Emit the entire listing verbatim.

[Start of Input]

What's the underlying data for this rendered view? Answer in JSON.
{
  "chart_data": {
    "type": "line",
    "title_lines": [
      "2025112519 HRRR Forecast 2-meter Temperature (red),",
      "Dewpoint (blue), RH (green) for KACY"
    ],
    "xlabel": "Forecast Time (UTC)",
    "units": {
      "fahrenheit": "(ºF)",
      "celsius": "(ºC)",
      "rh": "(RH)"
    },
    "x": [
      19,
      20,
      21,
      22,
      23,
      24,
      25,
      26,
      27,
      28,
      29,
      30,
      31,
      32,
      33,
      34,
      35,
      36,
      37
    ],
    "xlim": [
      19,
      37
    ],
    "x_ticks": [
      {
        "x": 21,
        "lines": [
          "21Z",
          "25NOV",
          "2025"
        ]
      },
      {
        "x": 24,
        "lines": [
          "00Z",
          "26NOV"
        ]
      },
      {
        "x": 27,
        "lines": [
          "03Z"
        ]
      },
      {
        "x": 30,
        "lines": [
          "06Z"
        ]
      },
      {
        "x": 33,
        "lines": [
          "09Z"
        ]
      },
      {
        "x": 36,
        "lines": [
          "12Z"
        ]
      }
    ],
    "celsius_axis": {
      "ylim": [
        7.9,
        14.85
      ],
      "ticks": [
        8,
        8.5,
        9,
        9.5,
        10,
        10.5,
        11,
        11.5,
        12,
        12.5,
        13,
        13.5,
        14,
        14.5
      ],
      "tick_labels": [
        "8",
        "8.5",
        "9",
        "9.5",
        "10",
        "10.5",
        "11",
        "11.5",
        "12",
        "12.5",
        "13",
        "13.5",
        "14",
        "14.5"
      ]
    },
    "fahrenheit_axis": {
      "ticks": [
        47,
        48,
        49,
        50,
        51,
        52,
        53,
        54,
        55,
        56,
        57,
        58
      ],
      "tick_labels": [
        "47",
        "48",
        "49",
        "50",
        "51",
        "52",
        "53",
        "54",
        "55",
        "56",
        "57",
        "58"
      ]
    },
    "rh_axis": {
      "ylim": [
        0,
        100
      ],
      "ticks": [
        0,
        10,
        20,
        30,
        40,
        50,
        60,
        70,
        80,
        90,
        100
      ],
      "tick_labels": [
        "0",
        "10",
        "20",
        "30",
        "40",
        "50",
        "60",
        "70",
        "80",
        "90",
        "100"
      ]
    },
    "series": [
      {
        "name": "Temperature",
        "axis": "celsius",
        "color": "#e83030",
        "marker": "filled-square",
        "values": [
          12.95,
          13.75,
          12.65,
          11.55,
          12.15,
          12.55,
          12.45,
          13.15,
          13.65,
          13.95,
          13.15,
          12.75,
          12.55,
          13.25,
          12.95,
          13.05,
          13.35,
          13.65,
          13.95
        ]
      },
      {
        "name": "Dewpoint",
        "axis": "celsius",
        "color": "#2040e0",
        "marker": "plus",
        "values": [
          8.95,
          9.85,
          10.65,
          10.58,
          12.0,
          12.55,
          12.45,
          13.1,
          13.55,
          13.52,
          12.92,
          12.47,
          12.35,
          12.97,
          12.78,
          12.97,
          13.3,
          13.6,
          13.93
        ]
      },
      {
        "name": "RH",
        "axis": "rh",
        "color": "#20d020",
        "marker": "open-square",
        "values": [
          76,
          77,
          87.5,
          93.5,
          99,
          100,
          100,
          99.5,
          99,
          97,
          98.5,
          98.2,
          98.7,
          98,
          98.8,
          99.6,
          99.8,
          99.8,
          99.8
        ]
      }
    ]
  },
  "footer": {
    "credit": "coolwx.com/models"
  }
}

[End of Input]

Exercise solution.
What's the underlying data for this rendered view? Answer in JSON.
{
  "chart_data": {
    "type": "line",
    "title_lines": [
      "2025112519 HRRR Forecast 2-meter Temperature (red),",
      "Dewpoint (blue), RH (green) for KACY"
    ],
    "xlabel": "Forecast Time (UTC)",
    "units": {
      "fahrenheit": "(ºF)",
      "celsius": "(ºC)",
      "rh": "(RH)"
    },
    "x": [
      19,
      20,
      21,
      22,
      23,
      24,
      25,
      26,
      27,
      28,
      29,
      30,
      31,
      32,
      33,
      34,
      35,
      36,
      37
    ],
    "xlim": [
      19,
      37
    ],
    "x_ticks": [
      {
        "x": 21,
        "lines": [
          "21Z",
          "25NOV",
          "2025"
        ]
      },
      {
        "x": 24,
        "lines": [
          "00Z",
          "26NOV"
        ]
      },
      {
        "x": 27,
        "lines": [
          "03Z"
        ]
      },
      {
        "x": 30,
        "lines": [
          "06Z"
        ]
      },
      {
        "x": 33,
        "lines": [
          "09Z"
        ]
      },
      {
        "x": 36,
        "lines": [
          "12Z"
        ]
      }
    ],
    "celsius_axis": {
      "ylim": [
        7.9,
        14.85
      ],
      "ticks": [
        8,
        8.5,
        9,
        9.5,
        10,
        10.5,
        11,
        11.5,
        12,
        12.5,
        13,
        13.5,
        14,
        14.5
      ],
      "tick_labels": [
        "8",
        "8.5",
        "9",
        "9.5",
        "10",
        "10.5",
        "11",
        "11.5",
        "12",
        "12.5",
        "13",
        "13.5",
        "14",
        "14.5"
      ]
    },
    "fahrenheit_axis": {
      "ticks": [
        47,
        48,
        49,
        50,
        51,
        52,
        53,
        54,
        55,
        56,
        57,
        58
      ],
      "tick_labels": [
        "47",
        "48",
        "49",
        "50",
        "51",
        "52",
        "53",
        "54",
        "55",
        "56",
        "57",
        "58"
      ]
    },
    "rh_axis": {
      "ylim": [
        0,
        100
      ],
      "ticks": [
        0,
        10,
        20,
        30,
        40,
        50,
        60,
        70,
        80,
        90,
        100
      ],
      "tick_labels": [
        "0",
        "10",
        "20",
        "30",
        "40",
        "50",
        "60",
        "70",
        "80",
        "90",
        "100"
      ]
    },
    "series": [
      {
        "name": "Temperature",
        "axis": "celsius",
        "color": "#e83030",
        "marker": "filled-square",
        "values": [
          12.95,
          13.75,
          12.65,
          11.55,
          12.15,
          12.55,
          12.45,
          13.15,
          13.65,
          13.95,
          13.15,
          12.75,
          12.55,
          13.25,
          12.95,
          13.05,
          13.35,
          13.65,
          13.95
        ]
      },
      {
        "name": "Dewpoint",
        "axis": "celsius",
        "color": "#2040e0",
        "marker": "plus",
        "values": [
          8.95,
          9.85,
          10.65,
          10.58,
          12.0,
          12.55,
          12.45,
          13.1,
          13.55,
          13.52,
          12.92,
          12.47,
          12.35,
          12.97,
          12.78,
          12.97,
          13.3,
          13.6,
          13.93
        ]
      },
      {
        "name": "RH",
        "axis": "rh",
        "color": "#20d020",
        "marker": "open-square",
        "values": [
          76,
          77,
          87.5,
          93.5,
          99,
          100,
          100,
          99.5,
          99,
          97,
          98.5,
          98.2,
          98.7,
          98,
          98.8,
          99.6,
          99.8,
          99.8,
          99.8
        ]
      }
    ]
  },
  "footer": {
    "credit": "coolwx.com/models"
  }
}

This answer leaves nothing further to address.